### Data in this exercise
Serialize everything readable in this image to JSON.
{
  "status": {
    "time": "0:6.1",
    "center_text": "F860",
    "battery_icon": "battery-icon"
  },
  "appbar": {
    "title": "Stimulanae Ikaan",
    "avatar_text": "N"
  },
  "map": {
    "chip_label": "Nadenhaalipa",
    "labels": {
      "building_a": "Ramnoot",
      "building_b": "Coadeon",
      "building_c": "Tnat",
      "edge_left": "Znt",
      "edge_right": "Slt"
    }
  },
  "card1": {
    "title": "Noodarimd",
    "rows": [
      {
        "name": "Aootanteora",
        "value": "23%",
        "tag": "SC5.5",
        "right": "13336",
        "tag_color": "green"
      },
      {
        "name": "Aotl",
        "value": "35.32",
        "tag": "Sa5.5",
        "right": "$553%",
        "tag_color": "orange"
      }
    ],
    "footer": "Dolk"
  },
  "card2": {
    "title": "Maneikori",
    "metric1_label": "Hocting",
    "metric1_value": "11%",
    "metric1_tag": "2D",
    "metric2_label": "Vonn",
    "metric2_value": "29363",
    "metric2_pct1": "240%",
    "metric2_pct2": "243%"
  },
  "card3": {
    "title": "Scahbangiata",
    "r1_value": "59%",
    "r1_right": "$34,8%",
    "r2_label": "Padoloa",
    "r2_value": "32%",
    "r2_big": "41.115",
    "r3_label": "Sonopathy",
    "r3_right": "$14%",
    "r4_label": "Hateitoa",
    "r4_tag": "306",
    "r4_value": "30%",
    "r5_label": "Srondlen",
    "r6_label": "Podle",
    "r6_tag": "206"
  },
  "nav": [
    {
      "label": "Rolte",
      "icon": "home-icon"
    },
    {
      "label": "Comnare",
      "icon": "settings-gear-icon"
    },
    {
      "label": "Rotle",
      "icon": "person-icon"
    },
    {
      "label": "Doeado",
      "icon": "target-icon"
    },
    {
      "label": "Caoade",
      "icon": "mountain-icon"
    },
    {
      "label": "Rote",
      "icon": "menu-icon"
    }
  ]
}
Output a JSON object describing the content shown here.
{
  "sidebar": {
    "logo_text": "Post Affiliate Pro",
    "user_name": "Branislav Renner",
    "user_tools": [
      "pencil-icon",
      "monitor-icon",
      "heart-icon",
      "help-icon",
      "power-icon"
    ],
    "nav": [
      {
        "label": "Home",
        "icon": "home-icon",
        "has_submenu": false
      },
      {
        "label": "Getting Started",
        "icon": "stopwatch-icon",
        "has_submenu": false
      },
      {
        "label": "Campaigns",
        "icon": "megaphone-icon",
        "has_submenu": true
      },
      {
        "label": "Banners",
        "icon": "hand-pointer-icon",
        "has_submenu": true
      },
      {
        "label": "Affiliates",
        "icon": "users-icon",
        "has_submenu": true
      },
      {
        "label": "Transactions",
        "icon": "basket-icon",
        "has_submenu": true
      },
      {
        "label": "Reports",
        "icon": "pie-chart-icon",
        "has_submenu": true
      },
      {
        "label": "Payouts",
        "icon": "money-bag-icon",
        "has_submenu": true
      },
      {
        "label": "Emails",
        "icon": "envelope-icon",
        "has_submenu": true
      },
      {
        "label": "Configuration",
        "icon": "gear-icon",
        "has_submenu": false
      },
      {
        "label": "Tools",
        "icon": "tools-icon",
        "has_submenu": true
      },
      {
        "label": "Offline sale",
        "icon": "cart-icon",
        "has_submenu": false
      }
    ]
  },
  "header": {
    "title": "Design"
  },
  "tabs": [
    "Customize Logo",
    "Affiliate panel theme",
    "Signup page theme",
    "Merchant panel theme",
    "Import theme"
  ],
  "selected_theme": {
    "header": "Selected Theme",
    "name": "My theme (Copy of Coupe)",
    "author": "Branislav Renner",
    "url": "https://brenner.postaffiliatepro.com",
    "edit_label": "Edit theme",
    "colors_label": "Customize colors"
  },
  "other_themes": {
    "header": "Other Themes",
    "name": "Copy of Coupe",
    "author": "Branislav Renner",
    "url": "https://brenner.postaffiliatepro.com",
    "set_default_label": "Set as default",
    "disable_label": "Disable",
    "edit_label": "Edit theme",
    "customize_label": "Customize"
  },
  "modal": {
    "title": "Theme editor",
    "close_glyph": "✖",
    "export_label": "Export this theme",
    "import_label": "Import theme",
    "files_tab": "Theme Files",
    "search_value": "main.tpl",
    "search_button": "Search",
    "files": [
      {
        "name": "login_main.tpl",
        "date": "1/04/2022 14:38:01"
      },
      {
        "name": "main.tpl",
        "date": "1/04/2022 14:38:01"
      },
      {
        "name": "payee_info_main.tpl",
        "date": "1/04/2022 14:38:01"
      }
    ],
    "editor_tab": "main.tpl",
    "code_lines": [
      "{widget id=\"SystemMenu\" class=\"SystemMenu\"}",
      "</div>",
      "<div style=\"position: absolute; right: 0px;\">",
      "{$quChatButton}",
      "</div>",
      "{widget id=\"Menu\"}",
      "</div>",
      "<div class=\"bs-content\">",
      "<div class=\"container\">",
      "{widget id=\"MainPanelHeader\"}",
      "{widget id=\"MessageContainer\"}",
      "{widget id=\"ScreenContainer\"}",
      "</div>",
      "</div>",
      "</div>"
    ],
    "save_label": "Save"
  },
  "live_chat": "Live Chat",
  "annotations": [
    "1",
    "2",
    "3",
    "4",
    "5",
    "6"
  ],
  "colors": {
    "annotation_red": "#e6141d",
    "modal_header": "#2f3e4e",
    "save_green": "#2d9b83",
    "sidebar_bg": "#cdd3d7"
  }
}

### What the exercise asks
Repeat each entry word for word.

### Written response
Serialize everything readable in this image to JSON.
{
  "status": {
    "time": "0:6.1",
    "center_text": "F860",
    "battery_icon": "battery-icon"
  },
  "appbar": {
    "title": "Stimulanae Ikaan",
    "avatar_text": "N"
  },
  "map": {
    "chip_label": "Nadenhaalipa",
    "labels": {
      "building_a": "Ramnoot",
      "building_b": "Coadeon",
      "building_c": "Tnat",
      "edge_left": "Znt",
      "edge_right": "Slt"
    }
  },
  "card1": {
    "title": "Noodarimd",
    "rows": [
      {
        "name": "Aootanteora",
        "value": "23%",
        "tag": "SC5.5",
        "right": "13336",
        "tag_color": "green"
      },
      {
        "name": "Aotl",
        "value": "35.32",
        "tag": "Sa5.5",
        "right": "$553%",
        "tag_color": "orange"
      }
    ],
    "footer": "Dolk"
  },
  "card2": {
    "title": "Maneikori",
    "metric1_label": "Hocting",
    "metric1_value": "11%",
    "metric1_tag": "2D",
    "metric2_label": "Vonn",
    "metric2_value": "29363",
    "metric2_pct1": "240%",
    "metric2_pct2": "243%"
  },
  "card3": {
    "title": "Scahbangiata",
    "r1_value": "59%",
    "r1_right": "$34,8%",
    "r2_label": "Padoloa",
    "r2_value": "32%",
    "r2_big": "41.115",
    "r3_label": "Sonopathy",
    "r3_right": "$14%",
    "r4_label": "Hateitoa",
    "r4_tag": "306",
    "r4_value": "30%",
    "r5_label": "Srondlen",
    "r6_label": "Podle",
    "r6_tag": "206"
  },
  "nav": [
    {
      "label": "Rolte",
      "icon": "home-icon"
    },
    {
      "label": "Comnare",
      "icon": "settings-gear-icon"
    },
    {
      "label": "Rotle",
      "icon": "person-icon"
    },
    {
      "label": "Doeado",
      "icon": "target-icon"
    },
    {
      "label": "Caoade",
      "icon": "mountain-icon"
    },
    {
      "label": "Rote",
      "icon": "menu-icon"
    }
  ]
}
Output a JSON object describing the content shown here.
{
  "sidebar": {
    "logo_text": "Post Affiliate Pro",
    "user_name": "Branislav Renner",
    "user_tools": [
      "pencil-icon",
      "monitor-icon",
      "heart-icon",
      "help-icon",
      "power-icon"
    ],
    "nav": [
      {
        "label": "Home",
        "icon": "home-icon",
        "has_submenu": false
      },
      {
        "label": "Getting Started",
        "icon": "stopwatch-icon",
        "has_submenu": false
      },
      {
        "label": "Campaigns",
        "icon": "megaphone-icon",
        "has_submenu": true
      },
      {
        "label": "Banners",
        "icon": "hand-pointer-icon",
        "has_submenu": true
      },
      {
        "label": "Affiliates",
        "icon": "users-icon",
        "has_submenu": true
      },
      {
        "label": "Transactions",
        "icon": "basket-icon",
        "has_submenu": true
      },
      {
        "label": "Reports",
        "icon": "pie-chart-icon",
        "has_submenu": true
      },
      {
        "label": "Payouts",
        "icon": "money-bag-icon",
        "has_submenu": true
      },
      {
        "label": "Emails",
        "icon": "envelope-icon",
        "has_submenu": true
      },
      {
        "label": "Configuration",
        "icon": "gear-icon",
        "has_submenu": false
      },
      {
        "label": "Tools",
        "icon": "tools-icon",
        "has_submenu": true
      },
      {
        "label": "Offline sale",
        "icon": "cart-icon",
        "has_submenu": false
      }
    ]
  },
  "header": {
    "title": "Design"
  },
  "tabs": [
    "Customize Logo",
    "Affiliate panel theme",
    "Signup page theme",
    "Merchant panel theme",
    "Import theme"
  ],
  "selected_theme": {
    "header": "Selected Theme",
    "name": "My theme (Copy of Coupe)",
    "author": "Branislav Renner",
    "url": "https://brenner.postaffiliatepro.com",
    "edit_label": "Edit theme",
    "colors_label": "Customize colors"
  },
  "other_themes": {
    "header": "Other Themes",
    "name": "Copy of Coupe",
    "author": "Branislav Renner",
    "url": "https://brenner.postaffiliatepro.com",
    "set_default_label": "Set as default",
    "disable_label": "Disable",
    "edit_label": "Edit theme",
    "customize_label": "Customize"
  },
  "modal": {
    "title": "Theme editor",
    "close_glyph": "✖",
    "export_label": "Export this theme",
    "import_label": "Import theme",
    "files_tab": "Theme Files",
    "search_value": "main.tpl",
    "search_button": "Search",
    "files": [
      {
        "name": "login_main.tpl",
        "date": "1/04/2022 14:38:01"
      },
      {
        "name": "main.tpl",
        "date": "1/04/2022 14:38:01"
      },
      {
        "name": "payee_info_main.tpl",
        "date": "1/04/2022 14:38:01"
      }
    ],
    "editor_tab": "main.tpl",
    "code_lines": [
      "{widget id=\"SystemMenu\" class=\"SystemMenu\"}",
      "</div>",
      "<div style=\"position: absolute; right: 0px;\">",
      "{$quChatButton}",
      "</div>",
      "{widget id=\"Menu\"}",
      "</div>",
      "<div class=\"bs-content\">",
      "<div class=\"container\">",
      "{widget id=\"MainPanelHeader\"}",
      "{widget id=\"MessageContainer\"}",
      "{widget id=\"ScreenContainer\"}",
      "</div>",
      "</div>",
      "</div>"
    ],
    "save_label": "Save"
  },
  "live_chat": "Live Chat",
  "annotations": [
    "1",
    "2",
    "3",
    "4",
    "5",
    "6"
  ],
  "colors": {
    "annotation_red": "#e6141d",
    "modal_header": "#2f3e4e",
    "save_green": "#2d9b83",
    "sidebar_bg": "#cdd3d7"
  }
}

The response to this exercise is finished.